• [GIVEN REQUEST]
The listing below is to be output in its exact form.

----

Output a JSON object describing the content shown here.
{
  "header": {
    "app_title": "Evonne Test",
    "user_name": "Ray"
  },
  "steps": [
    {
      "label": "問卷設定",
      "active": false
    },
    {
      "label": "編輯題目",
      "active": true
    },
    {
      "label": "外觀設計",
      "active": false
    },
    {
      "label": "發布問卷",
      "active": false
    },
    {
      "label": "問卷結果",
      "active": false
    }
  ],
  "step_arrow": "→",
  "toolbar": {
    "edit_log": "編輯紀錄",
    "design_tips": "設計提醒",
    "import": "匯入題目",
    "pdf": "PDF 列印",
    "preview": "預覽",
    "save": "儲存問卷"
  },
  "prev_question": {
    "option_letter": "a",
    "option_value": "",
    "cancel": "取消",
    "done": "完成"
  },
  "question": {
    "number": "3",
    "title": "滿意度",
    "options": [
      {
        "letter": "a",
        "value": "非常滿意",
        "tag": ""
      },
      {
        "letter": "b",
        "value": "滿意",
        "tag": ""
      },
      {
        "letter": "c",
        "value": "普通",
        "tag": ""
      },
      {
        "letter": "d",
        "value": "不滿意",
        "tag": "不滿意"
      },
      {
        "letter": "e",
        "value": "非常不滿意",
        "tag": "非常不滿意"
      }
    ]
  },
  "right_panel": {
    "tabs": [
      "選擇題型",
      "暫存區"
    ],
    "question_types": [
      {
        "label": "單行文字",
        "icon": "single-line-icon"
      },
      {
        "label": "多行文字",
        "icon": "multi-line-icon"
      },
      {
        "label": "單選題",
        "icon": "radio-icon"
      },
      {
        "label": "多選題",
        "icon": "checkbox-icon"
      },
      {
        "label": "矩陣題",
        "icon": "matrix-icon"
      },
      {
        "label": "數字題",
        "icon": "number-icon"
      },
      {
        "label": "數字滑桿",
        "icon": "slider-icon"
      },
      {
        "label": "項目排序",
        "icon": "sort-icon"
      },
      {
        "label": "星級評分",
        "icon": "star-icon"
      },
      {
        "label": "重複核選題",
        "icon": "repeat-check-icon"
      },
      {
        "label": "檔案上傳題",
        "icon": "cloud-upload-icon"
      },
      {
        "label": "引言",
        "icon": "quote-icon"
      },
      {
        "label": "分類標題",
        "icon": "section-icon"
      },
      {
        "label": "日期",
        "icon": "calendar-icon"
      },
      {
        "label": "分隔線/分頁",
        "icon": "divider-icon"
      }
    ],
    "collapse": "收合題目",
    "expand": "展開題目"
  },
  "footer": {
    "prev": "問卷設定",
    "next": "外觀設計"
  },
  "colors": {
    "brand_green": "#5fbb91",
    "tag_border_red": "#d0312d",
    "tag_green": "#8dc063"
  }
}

----

• [WRITTEN RESPONSE]
Output a JSON object describing the content shown here.
{
  "header": {
    "app_title": "Evonne Test",
    "user_name": "Ray"
  },
  "steps": [
    {
      "label": "問卷設定",
      "active": false
    },
    {
      "label": "編輯題目",
      "active": true
    },
    {
      "label": "外觀設計",
      "active": false
    },
    {
      "label": "發布問卷",
      "active": false
    },
    {
      "label": "問卷結果",
      "active": false
    }
  ],
  "step_arrow": "→",
  "toolbar": {
    "edit_log": "編輯紀錄",
    "design_tips": "設計提醒",
    "import": "匯入題目",
    "pdf": "PDF 列印",
    "preview": "預覽",
    "save": "儲存問卷"
  },
  "prev_question": {
    "option_letter": "a",
    "option_value": "",
    "cancel": "取消",
    "done": "完成"
  },
  "question": {
    "number": "3",
    "title": "滿意度",
    "options": [
      {
        "letter": "a",
        "value": "非常滿意",
        "tag": ""
      },
      {
        "letter": "b",
        "value": "滿意",
        "tag": ""
      },
      {
        "letter": "c",
        "value": "普通",
        "tag": ""
      },
      {
        "letter": "d",
        "value": "不滿意",
        "tag": "不滿意"
      },
      {
        "letter": "e",
        "value": "非常不滿意",
        "tag": "非常不滿意"
      }
    ]
  },
  "right_panel": {
    "tabs": [
      "選擇題型",
      "暫存區"
    ],
    "question_types": [
      {
        "label": "單行文字",
        "icon": "single-line-icon"
      },
      {
        "label": "多行文字",
        "icon": "multi-line-icon"
      },
      {
        "label": "單選題",
        "icon": "radio-icon"
      },
      {
        "label": "多選題",
        "icon": "checkbox-icon"
      },
      {
        "label": "矩陣題",
        "icon": "matrix-icon"
      },
      {
        "label": "數字題",
        "icon": "number-icon"
      },
      {
        "label": "數字滑桿",
        "icon": "slider-icon"
      },
      {
        "label": "項目排序",
        "icon": "sort-icon"
      },
      {
        "label": "星級評分",
        "icon": "star-icon"
      },
      {
        "label": "重複核選題",
        "icon": "repeat-check-icon"
      },
      {
        "label": "檔案上傳題",
        "icon": "cloud-upload-icon"
      },
      {
        "label": "引言",
        "icon": "quote-icon"
      },
      {
        "label": "分類標題",
        "icon": "section-icon"
      },
      {
        "label": "日期",
        "icon": "calendar-icon"
      },
      {
        "label": "分隔線/分頁",
        "icon": "divider-icon"
      }
    ],
    "collapse": "收合題目",
    "expand": "展開題目"
  },
  "footer": {
    "prev": "問卷設定",
    "next": "外觀設計"
  },
  "colors": {
    "brand_green": "#5fbb91",
    "tag_border_red": "#d0312d",
    "tag_green": "#8dc063"
  }
}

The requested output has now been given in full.